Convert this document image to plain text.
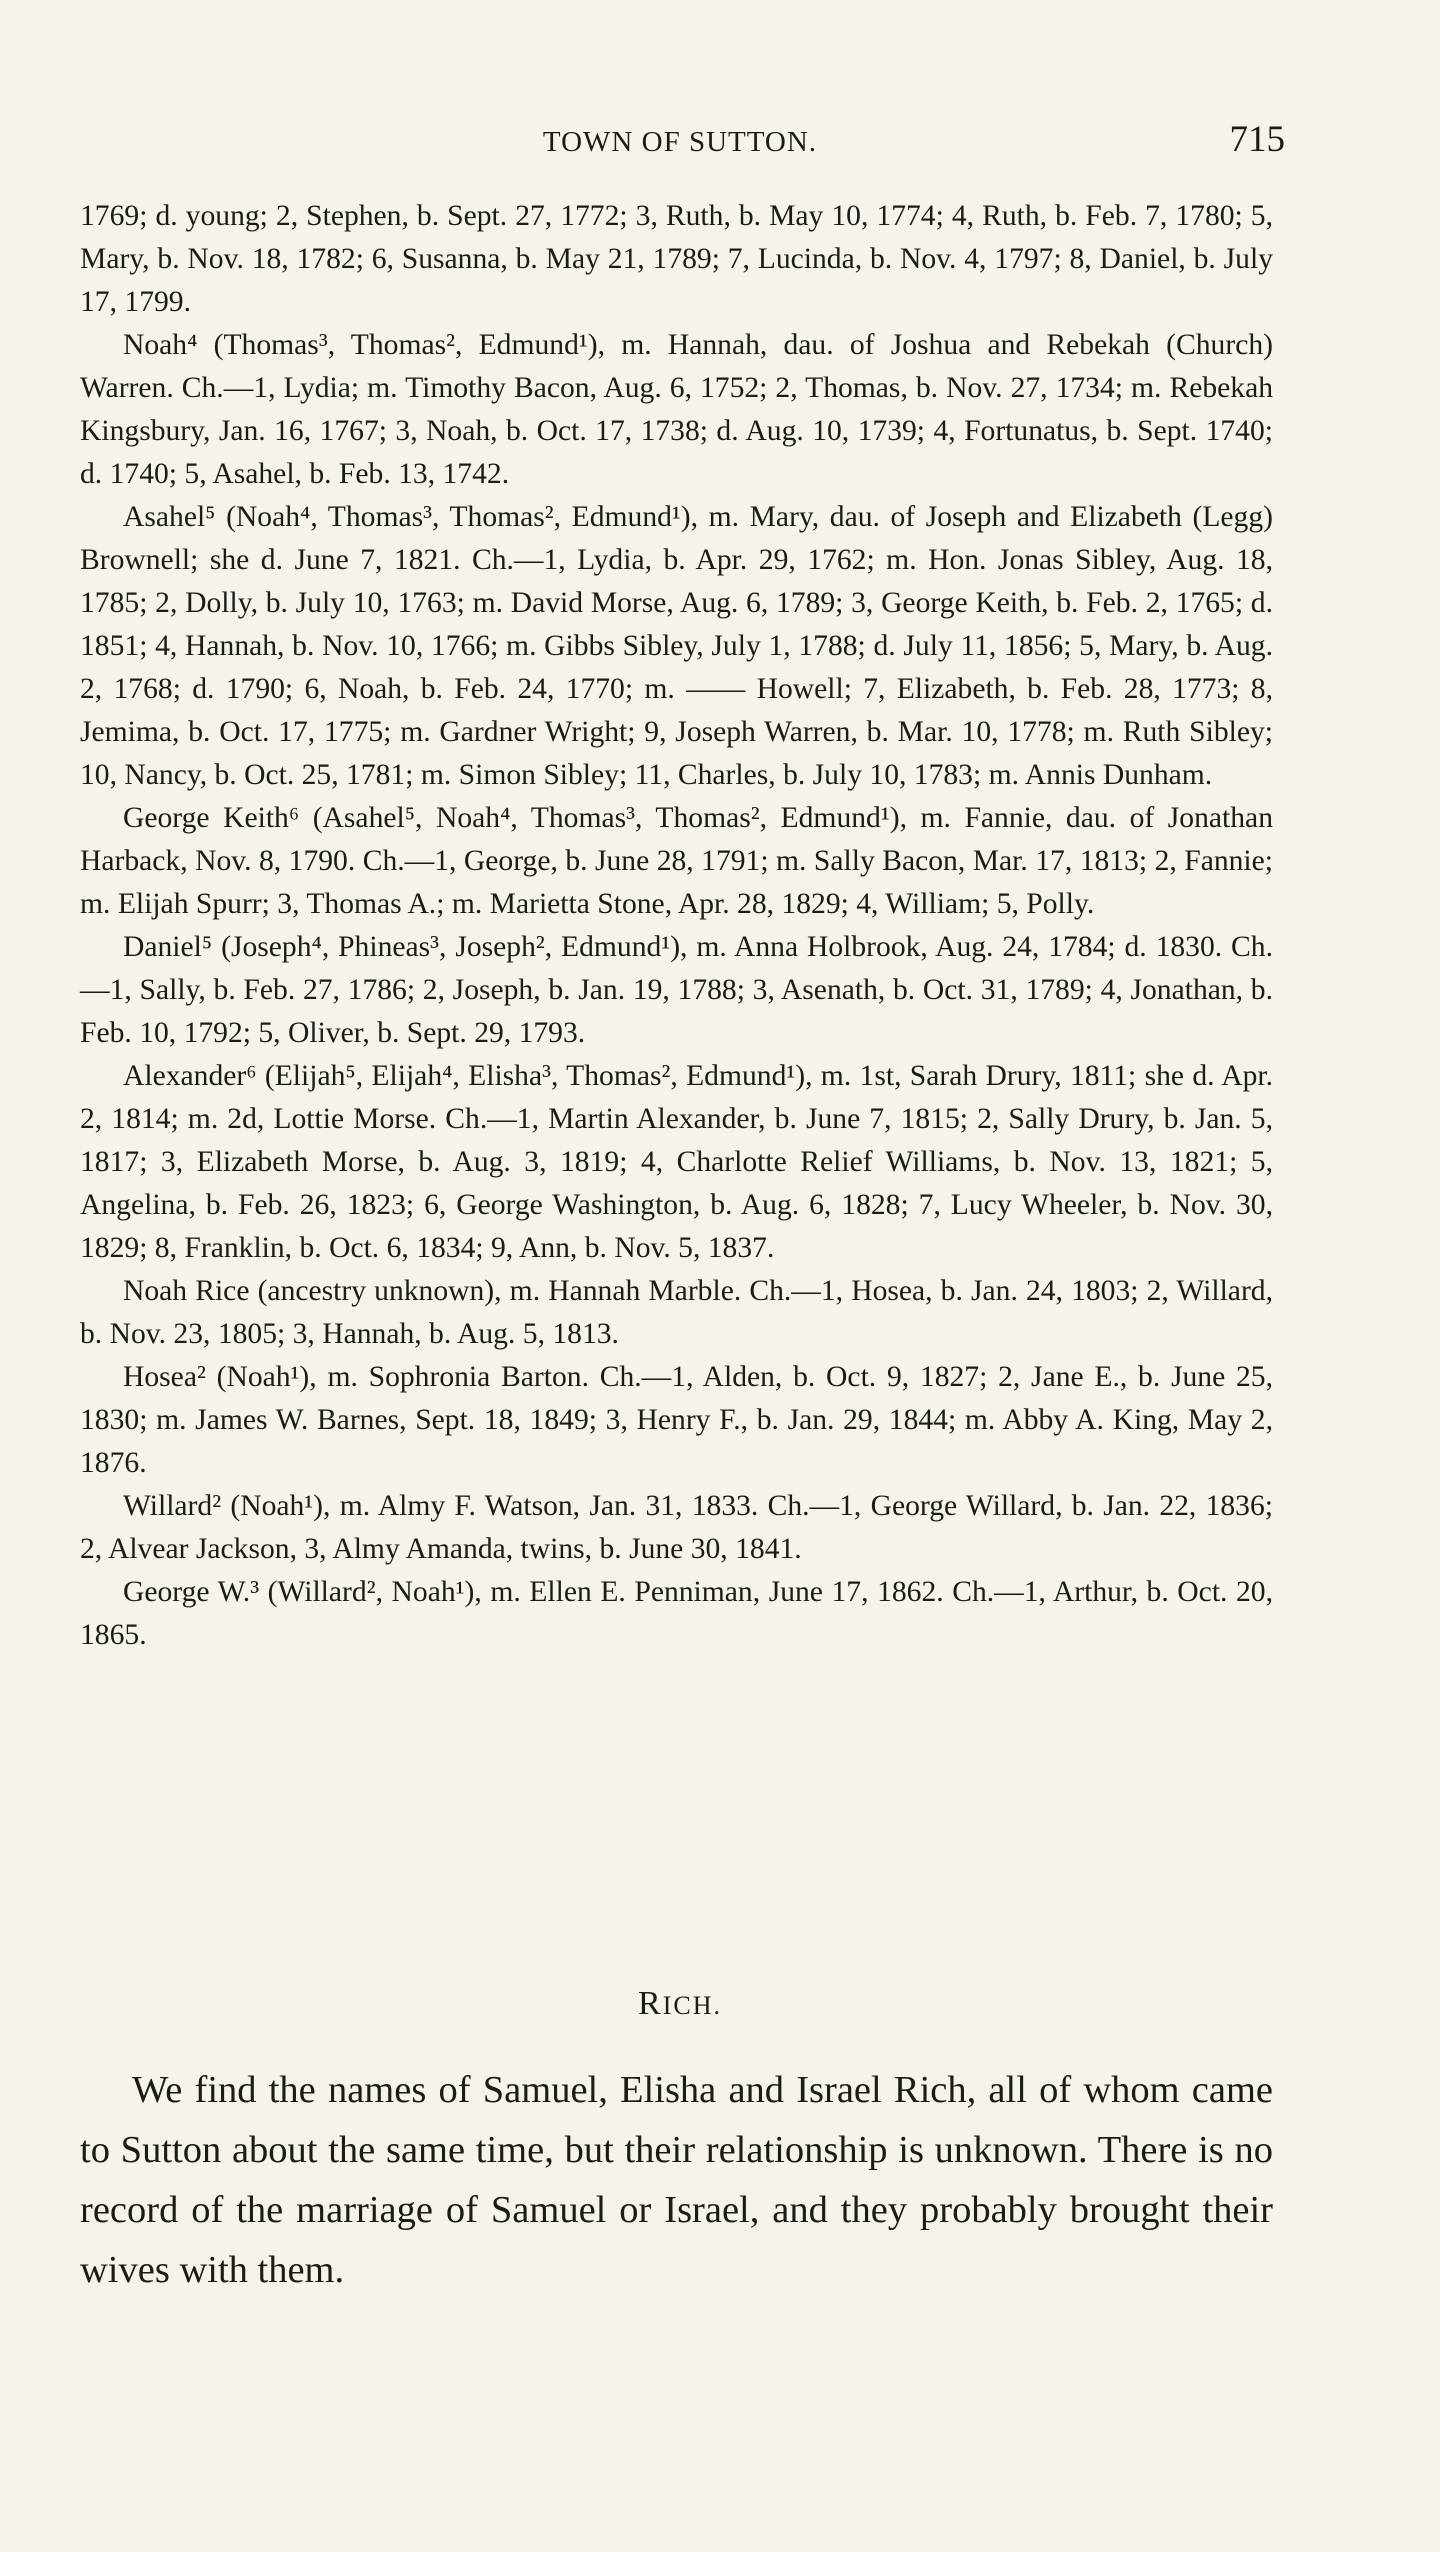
TOWN OF SUTTON.	715

1769; d. young; 2, Stephen, b. Sept. 27, 1772; 3, Ruth, b. May 10, 1774; 4, Ruth, b. Feb. 7, 1780; 5, Mary, b. Nov. 18, 1782; 6, Susanna, b. May 21, 1789; 7, Lucinda, b. Nov. 4, 1797; 8, Daniel, b. July 17, 1799.

Noah⁴ (Thomas³, Thomas², Edmund¹), m. Hannah, dau. of Joshua and Rebekah (Church) Warren. Ch.—1, Lydia; m. Timothy Bacon, Aug. 6, 1752; 2, Thomas, b. Nov. 27, 1734; m. Rebekah Kingsbury, Jan. 16, 1767; 3, Noah, b. Oct. 17, 1738; d. Aug. 10, 1739; 4, Fortunatus, b. Sept. 1740; d. 1740; 5, Asahel, b. Feb. 13, 1742.

Asahel⁵ (Noah⁴, Thomas³, Thomas², Edmund¹), m. Mary, dau. of Joseph and Elizabeth (Legg) Brownell; she d. June 7, 1821. Ch.—1, Lydia, b. Apr. 29, 1762; m. Hon. Jonas Sibley, Aug. 18, 1785; 2, Dolly, b. July 10, 1763; m. David Morse, Aug. 6, 1789; 3, George Keith, b. Feb. 2, 1765; d. 1851; 4, Hannah, b. Nov. 10, 1766; m. Gibbs Sibley, July 1, 1788; d. July 11, 1856; 5, Mary, b. Aug. 2, 1768; d. 1790; 6, Noah, b. Feb. 24, 1770; m. —— Howell; 7, Elizabeth, b. Feb. 28, 1773; 8, Jemima, b. Oct. 17, 1775; m. Gardner Wright; 9, Joseph Warren, b. Mar. 10, 1778; m. Ruth Sibley; 10, Nancy, b. Oct. 25, 1781; m. Simon Sibley; 11, Charles, b. July 10, 1783; m. Annis Dunham.

George Keith⁶ (Asahel⁵, Noah⁴, Thomas³, Thomas², Edmund¹), m. Fannie, dau. of Jonathan Harback, Nov. 8, 1790. Ch.—1, George, b. June 28, 1791; m. Sally Bacon, Mar. 17, 1813; 2, Fannie; m. Elijah Spurr; 3, Thomas A.; m. Marietta Stone, Apr. 28, 1829; 4, William; 5, Polly.

Daniel⁵ (Joseph⁴, Phineas³, Joseph², Edmund¹), m. Anna Holbrook, Aug. 24, 1784; d. 1830. Ch.—1, Sally, b. Feb. 27, 1786; 2, Joseph, b. Jan. 19, 1788; 3, Asenath, b. Oct. 31, 1789; 4, Jonathan, b. Feb. 10, 1792; 5, Oliver, b. Sept. 29, 1793.

Alexander⁶ (Elijah⁵, Elijah⁴, Elisha³, Thomas², Edmund¹), m. 1st, Sarah Drury, 1811; she d. Apr. 2, 1814; m. 2d, Lottie Morse. Ch.—1, Martin Alexander, b. June 7, 1815; 2, Sally Drury, b. Jan. 5, 1817; 3, Elizabeth Morse, b. Aug. 3, 1819; 4, Charlotte Relief Williams, b. Nov. 13, 1821; 5, Angelina, b. Feb. 26, 1823; 6, George Washington, b. Aug. 6, 1828; 7, Lucy Wheeler, b. Nov. 30, 1829; 8, Franklin, b. Oct. 6, 1834; 9, Ann, b. Nov. 5, 1837.

Noah Rice (ancestry unknown), m. Hannah Marble. Ch.—1, Hosea, b. Jan. 24, 1803; 2, Willard, b. Nov. 23, 1805; 3, Hannah, b. Aug. 5, 1813.

Hosea² (Noah¹), m. Sophronia Barton. Ch.—1, Alden, b. Oct. 9, 1827; 2, Jane E., b. June 25, 1830; m. James W. Barnes, Sept. 18, 1849; 3, Henry F., b. Jan. 29, 1844; m. Abby A. King, May 2, 1876.

Willard² (Noah¹), m. Almy F. Watson, Jan. 31, 1833. Ch.—1, George Willard, b. Jan. 22, 1836; 2, Alvear Jackson, 3, Almy Amanda, twins, b. June 30, 1841.

George W.³ (Willard², Noah¹), m. Ellen E. Penniman, June 17, 1862. Ch.—1, Arthur, b. Oct. 20, 1865.

RICH.

We find the names of Samuel, Elisha and Israel Rich, all of whom came to Sutton about the same time, but their relationship is unknown. There is no record of the marriage of Samuel or Israel, and they probably brought their wives with them.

※

▶ **Task prompt**
Copy out all lines from the material above that contain the string "Morse".

▶ **Answer to this exercise**
Asahel⁵ (Noah⁴, Thomas³, Thomas², Edmund¹), m. Mary, dau. of Joseph and Elizabeth (Legg) Brownell; she d. June 7, 1821. Ch.—1, Lydia, b. Apr. 29, 1762; m. Hon. Jonas Sibley, Aug. 18, 1785; 2, Dolly, b. July 10, 1763; m. David Morse, Aug. 6, 1789; 3, George Keith, b. Feb. 2, 1765; d. 1851; 4, Hannah, b. Nov. 10, 1766; m. Gibbs Sibley, July 1, 1788; d. July 11, 1856; 5, Mary, b. Aug. 2, 1768; d. 1790; 6, Noah, b. Feb. 24, 1770; m. —— Howell; 7, Elizabeth, b. Feb. 28, 1773; 8, Jemima, b. Oct. 17, 1775; m. Gardner Wright; 9, Joseph Warren, b. Mar. 10, 1778; m. Ruth Sibley; 10, Nancy, b. Oct. 25, 1781; m. Simon Sibley; 11, Charles, b. July 10, 1783; m. Annis Dunham.
Alexander⁶ (Elijah⁵, Elijah⁴, Elisha³, Thomas², Edmund¹), m. 1st, Sarah Drury, 1811; she d. Apr. 2, 1814; m. 2d, Lottie Morse. Ch.—1, Martin Alexander, b. June 7, 1815; 2, Sally Drury, b. Jan. 5, 1817; 3, Elizabeth Morse, b. Aug. 3, 1819; 4, Charlotte Relief Williams, b. Nov. 13, 1821; 5, Angelina, b. Feb. 26, 1823; 6, George Washington, b. Aug. 6, 1828; 7, Lucy Wheeler, b. Nov. 30, 1829; 8, Franklin, b. Oct. 6, 1834; 9, Ann, b. Nov. 5, 1837.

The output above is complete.